**WHAT IS BEING ASKED**: Repeat, line for line, the entries printed below.

(Collected data entries)
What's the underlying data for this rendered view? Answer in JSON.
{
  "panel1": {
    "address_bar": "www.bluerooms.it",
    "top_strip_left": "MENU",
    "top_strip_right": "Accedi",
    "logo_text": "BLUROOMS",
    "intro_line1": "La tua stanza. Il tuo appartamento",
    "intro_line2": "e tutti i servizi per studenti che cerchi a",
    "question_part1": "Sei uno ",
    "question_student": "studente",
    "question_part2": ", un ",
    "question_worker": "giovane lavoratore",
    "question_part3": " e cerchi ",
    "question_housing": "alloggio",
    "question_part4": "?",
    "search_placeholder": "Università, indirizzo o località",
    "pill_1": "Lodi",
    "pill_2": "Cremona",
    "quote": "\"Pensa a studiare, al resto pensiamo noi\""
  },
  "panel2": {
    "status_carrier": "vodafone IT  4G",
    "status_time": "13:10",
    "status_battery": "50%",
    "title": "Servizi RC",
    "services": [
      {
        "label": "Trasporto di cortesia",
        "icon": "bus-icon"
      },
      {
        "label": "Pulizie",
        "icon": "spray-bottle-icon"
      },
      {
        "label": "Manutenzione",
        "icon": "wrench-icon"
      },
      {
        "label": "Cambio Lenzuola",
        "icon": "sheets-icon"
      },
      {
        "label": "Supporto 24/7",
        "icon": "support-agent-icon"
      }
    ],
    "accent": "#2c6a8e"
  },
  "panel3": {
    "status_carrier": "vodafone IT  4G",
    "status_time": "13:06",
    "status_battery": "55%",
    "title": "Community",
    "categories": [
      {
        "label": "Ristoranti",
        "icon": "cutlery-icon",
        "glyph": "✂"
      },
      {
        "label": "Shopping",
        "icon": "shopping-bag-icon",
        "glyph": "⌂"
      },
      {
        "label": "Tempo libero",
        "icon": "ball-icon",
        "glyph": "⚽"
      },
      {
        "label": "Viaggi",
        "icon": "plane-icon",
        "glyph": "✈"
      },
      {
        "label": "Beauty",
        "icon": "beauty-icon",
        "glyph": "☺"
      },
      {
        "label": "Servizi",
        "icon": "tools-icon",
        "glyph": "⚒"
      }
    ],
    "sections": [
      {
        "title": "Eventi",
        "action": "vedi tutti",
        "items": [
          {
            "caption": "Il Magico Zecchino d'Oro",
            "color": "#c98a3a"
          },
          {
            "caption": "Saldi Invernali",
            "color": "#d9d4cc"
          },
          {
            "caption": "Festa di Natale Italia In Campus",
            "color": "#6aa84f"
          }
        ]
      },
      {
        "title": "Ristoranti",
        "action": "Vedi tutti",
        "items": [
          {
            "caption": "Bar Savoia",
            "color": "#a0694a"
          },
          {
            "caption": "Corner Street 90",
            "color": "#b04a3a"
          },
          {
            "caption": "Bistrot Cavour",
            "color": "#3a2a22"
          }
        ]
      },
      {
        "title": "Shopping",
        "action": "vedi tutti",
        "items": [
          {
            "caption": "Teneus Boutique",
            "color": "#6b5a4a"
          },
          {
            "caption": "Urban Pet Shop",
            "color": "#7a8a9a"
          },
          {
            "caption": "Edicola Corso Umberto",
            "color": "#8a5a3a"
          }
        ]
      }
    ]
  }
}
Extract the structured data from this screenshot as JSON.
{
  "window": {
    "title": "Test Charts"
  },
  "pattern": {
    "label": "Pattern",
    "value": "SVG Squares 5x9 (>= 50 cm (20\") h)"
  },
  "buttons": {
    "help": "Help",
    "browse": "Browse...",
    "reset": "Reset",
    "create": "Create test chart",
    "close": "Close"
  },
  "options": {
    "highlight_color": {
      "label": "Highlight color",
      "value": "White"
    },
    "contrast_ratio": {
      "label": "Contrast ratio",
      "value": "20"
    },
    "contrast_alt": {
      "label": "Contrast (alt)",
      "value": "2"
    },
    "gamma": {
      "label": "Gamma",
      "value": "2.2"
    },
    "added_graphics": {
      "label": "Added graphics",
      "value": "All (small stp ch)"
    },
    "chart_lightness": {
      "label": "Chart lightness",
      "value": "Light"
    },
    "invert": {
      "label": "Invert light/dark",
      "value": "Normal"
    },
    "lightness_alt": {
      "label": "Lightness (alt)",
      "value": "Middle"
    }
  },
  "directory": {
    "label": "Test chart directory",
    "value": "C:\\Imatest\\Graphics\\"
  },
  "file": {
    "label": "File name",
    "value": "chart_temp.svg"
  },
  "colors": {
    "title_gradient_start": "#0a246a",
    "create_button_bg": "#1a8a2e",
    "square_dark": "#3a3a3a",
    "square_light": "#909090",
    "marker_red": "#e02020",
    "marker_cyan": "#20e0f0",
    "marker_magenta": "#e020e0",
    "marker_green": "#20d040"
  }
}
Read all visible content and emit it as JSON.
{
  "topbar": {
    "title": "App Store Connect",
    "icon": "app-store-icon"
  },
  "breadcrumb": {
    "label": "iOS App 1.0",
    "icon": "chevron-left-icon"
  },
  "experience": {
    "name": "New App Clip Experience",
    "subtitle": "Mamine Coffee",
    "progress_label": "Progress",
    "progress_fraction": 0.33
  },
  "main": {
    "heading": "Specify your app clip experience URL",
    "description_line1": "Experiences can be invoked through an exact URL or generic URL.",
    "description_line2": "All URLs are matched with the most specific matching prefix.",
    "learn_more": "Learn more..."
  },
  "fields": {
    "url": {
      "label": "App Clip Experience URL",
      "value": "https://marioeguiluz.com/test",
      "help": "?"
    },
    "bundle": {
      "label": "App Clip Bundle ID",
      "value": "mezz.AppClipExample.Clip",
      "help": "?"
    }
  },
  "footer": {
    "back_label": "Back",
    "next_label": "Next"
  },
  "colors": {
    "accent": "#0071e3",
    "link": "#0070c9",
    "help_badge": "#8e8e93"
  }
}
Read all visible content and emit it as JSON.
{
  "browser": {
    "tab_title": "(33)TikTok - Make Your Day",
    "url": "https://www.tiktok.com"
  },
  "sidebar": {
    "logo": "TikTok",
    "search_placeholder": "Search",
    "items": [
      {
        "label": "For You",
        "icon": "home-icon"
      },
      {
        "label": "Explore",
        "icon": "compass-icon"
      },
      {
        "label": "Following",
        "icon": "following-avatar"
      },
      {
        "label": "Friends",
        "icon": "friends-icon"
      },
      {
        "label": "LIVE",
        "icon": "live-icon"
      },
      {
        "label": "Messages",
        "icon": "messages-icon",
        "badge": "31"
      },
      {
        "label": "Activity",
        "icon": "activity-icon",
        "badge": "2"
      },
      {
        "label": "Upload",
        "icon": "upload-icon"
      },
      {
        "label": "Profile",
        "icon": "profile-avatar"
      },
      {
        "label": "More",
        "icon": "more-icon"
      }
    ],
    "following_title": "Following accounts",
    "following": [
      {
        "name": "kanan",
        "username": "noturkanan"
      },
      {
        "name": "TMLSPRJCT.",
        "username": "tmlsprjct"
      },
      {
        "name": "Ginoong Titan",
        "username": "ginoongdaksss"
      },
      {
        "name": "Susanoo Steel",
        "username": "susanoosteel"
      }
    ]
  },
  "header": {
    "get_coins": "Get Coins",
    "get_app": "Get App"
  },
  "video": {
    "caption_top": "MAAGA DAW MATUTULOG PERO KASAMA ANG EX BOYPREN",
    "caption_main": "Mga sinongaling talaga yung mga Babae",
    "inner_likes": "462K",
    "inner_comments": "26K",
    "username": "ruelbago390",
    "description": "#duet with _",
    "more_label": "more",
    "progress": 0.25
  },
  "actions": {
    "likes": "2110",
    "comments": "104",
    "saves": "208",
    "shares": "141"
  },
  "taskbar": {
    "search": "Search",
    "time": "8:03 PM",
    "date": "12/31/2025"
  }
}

**RESPONSE TO THIS EXERCISE**:
What's the underlying data for this rendered view? Answer in JSON.
{
  "panel1": {
    "address_bar": "www.bluerooms.it",
    "top_strip_left": "MENU",
    "top_strip_right": "Accedi",
    "logo_text": "BLUROOMS",
    "intro_line1": "La tua stanza. Il tuo appartamento",
    "intro_line2": "e tutti i servizi per studenti che cerchi a",
    "question_part1": "Sei uno ",
    "question_student": "studente",
    "question_part2": ", un ",
    "question_worker": "giovane lavoratore",
    "question_part3": " e cerchi ",
    "question_housing": "alloggio",
    "question_part4": "?",
    "search_placeholder": "Università, indirizzo o località",
    "pill_1": "Lodi",
    "pill_2": "Cremona",
    "quote": "\"Pensa a studiare, al resto pensiamo noi\""
  },
  "panel2": {
    "status_carrier": "vodafone IT  4G",
    "status_time": "13:10",
    "status_battery": "50%",
    "title": "Servizi RC",
    "services": [
      {
        "label": "Trasporto di cortesia",
        "icon": "bus-icon"
      },
      {
        "label": "Pulizie",
        "icon": "spray-bottle-icon"
      },
      {
        "label": "Manutenzione",
        "icon": "wrench-icon"
      },
      {
        "label": "Cambio Lenzuola",
        "icon": "sheets-icon"
      },
      {
        "label": "Supporto 24/7",
        "icon": "support-agent-icon"
      }
    ],
    "accent": "#2c6a8e"
  },
  "panel3": {
    "status_carrier": "vodafone IT  4G",
    "status_time": "13:06",
    "status_battery": "55%",
    "title": "Community",
    "categories": [
      {
        "label": "Ristoranti",
        "icon": "cutlery-icon",
        "glyph": "✂"
      },
      {
        "label": "Shopping",
        "icon": "shopping-bag-icon",
        "glyph": "⌂"
      },
      {
        "label": "Tempo libero",
        "icon": "ball-icon",
        "glyph": "⚽"
      },
      {
        "label": "Viaggi",
        "icon": "plane-icon",
        "glyph": "✈"
      },
      {
        "label": "Beauty",
        "icon": "beauty-icon",
        "glyph": "☺"
      },
      {
        "label": "Servizi",
        "icon": "tools-icon",
        "glyph": "⚒"
      }
    ],
    "sections": [
      {
        "title": "Eventi",
        "action": "vedi tutti",
        "items": [
          {
            "caption": "Il Magico Zecchino d'Oro",
            "color": "#c98a3a"
          },
          {
            "caption": "Saldi Invernali",
            "color": "#d9d4cc"
          },
          {
            "caption": "Festa di Natale Italia In Campus",
            "color": "#6aa84f"
          }
        ]
      },
      {
        "title": "Ristoranti",
        "action": "Vedi tutti",
        "items": [
          {
            "caption": "Bar Savoia",
            "color": "#a0694a"
          },
          {
            "caption": "Corner Street 90",
            "color": "#b04a3a"
          },
          {
            "caption": "Bistrot Cavour",
            "color": "#3a2a22"
          }
        ]
      },
      {
        "title": "Shopping",
        "action": "vedi tutti",
        "items": [
          {
            "caption": "Teneus Boutique",
            "color": "#6b5a4a"
          },
          {
            "caption": "Urban Pet Shop",
            "color": "#7a8a9a"
          },
          {
            "caption": "Edicola Corso Umberto",
            "color": "#8a5a3a"
          }
        ]
      }
    ]
  }
}
Extract the structured data from this screenshot as JSON.
{
  "window": {
    "title": "Test Charts"
  },
  "pattern": {
    "label": "Pattern",
    "value": "SVG Squares 5x9 (>= 50 cm (20\") h)"
  },
  "buttons": {
    "help": "Help",
    "browse": "Browse...",
    "reset": "Reset",
    "create": "Create test chart",
    "close": "Close"
  },
  "options": {
    "highlight_color": {
      "label": "Highlight color",
      "value": "White"
    },
    "contrast_ratio": {
      "label": "Contrast ratio",
      "value": "20"
    },
    "contrast_alt": {
      "label": "Contrast (alt)",
      "value": "2"
    },
    "gamma": {
      "label": "Gamma",
      "value": "2.2"
    },
    "added_graphics": {
      "label": "Added graphics",
      "value": "All (small stp ch)"
    },
    "chart_lightness": {
      "label": "Chart lightness",
      "value": "Light"
    },
    "invert": {
      "label": "Invert light/dark",
      "value": "Normal"
    },
    "lightness_alt": {
      "label": "Lightness (alt)",
      "value": "Middle"
    }
  },
  "directory": {
    "label": "Test chart directory",
    "value": "C:\\Imatest\\Graphics\\"
  },
  "file": {
    "label": "File name",
    "value": "chart_temp.svg"
  },
  "colors": {
    "title_gradient_start": "#0a246a",
    "create_button_bg": "#1a8a2e",
    "square_dark": "#3a3a3a",
    "square_light": "#909090",
    "marker_red": "#e02020",
    "marker_cyan": "#20e0f0",
    "marker_magenta": "#e020e0",
    "marker_green": "#20d040"
  }
}
Read all visible content and emit it as JSON.
{
  "topbar": {
    "title": "App Store Connect",
    "icon": "app-store-icon"
  },
  "breadcrumb": {
    "label": "iOS App 1.0",
    "icon": "chevron-left-icon"
  },
  "experience": {
    "name": "New App Clip Experience",
    "subtitle": "Mamine Coffee",
    "progress_label": "Progress",
    "progress_fraction": 0.33
  },
  "main": {
    "heading": "Specify your app clip experience URL",
    "description_line1": "Experiences can be invoked through an exact URL or generic URL.",
    "description_line2": "All URLs are matched with the most specific matching prefix.",
    "learn_more": "Learn more..."
  },
  "fields": {
    "url": {
      "label": "App Clip Experience URL",
      "value": "https://marioeguiluz.com/test",
      "help": "?"
    },
    "bundle": {
      "label": "App Clip Bundle ID",
      "value": "mezz.AppClipExample.Clip",
      "help": "?"
    }
  },
  "footer": {
    "back_label": "Back",
    "next_label": "Next"
  },
  "colors": {
    "accent": "#0071e3",
    "link": "#0070c9",
    "help_badge": "#8e8e93"
  }
}
Read all visible content and emit it as JSON.
{
  "browser": {
    "tab_title": "(33)TikTok - Make Your Day",
    "url": "https://www.tiktok.com"
  },
  "sidebar": {
    "logo": "TikTok",
    "search_placeholder": "Search",
    "items": [
      {
        "label": "For You",
        "icon": "home-icon"
      },
      {
        "label": "Explore",
        "icon": "compass-icon"
      },
      {
        "label": "Following",
        "icon": "following-avatar"
      },
      {
        "label": "Friends",
        "icon": "friends-icon"
      },
      {
        "label": "LIVE",
        "icon": "live-icon"
      },
      {
        "label": "Messages",
        "icon": "messages-icon",
        "badge": "31"
      },
      {
        "label": "Activity",
        "icon": "activity-icon",
        "badge": "2"
      },
      {
        "label": "Upload",
        "icon": "upload-icon"
      },
      {
        "label": "Profile",
        "icon": "profile-avatar"
      },
      {
        "label": "More",
        "icon": "more-icon"
      }
    ],
    "following_title": "Following accounts",
    "following": [
      {
        "name": "kanan",
        "username": "noturkanan"
      },
      {
        "name": "TMLSPRJCT.",
        "username": "tmlsprjct"
      },
      {
        "name": "Ginoong Titan",
        "username": "ginoongdaksss"
      },
      {
        "name": "Susanoo Steel",
        "username": "susanoosteel"
      }
    ]
  },
  "header": {
    "get_coins": "Get Coins",
    "get_app": "Get App"
  },
  "video": {
    "caption_top": "MAAGA DAW MATUTULOG PERO KASAMA ANG EX BOYPREN",
    "caption_main": "Mga sinongaling talaga yung mga Babae",
    "inner_likes": "462K",
    "inner_comments": "26K",
    "username": "ruelbago390",
    "description": "#duet with _",
    "more_label": "more",
    "progress": 0.25
  },
  "actions": {
    "likes": "2110",
    "comments": "104",
    "saves": "208",
    "shares": "141"
  },
  "taskbar": {
    "search": "Search",
    "time": "8:03 PM",
    "date": "12/31/2025"
  }
}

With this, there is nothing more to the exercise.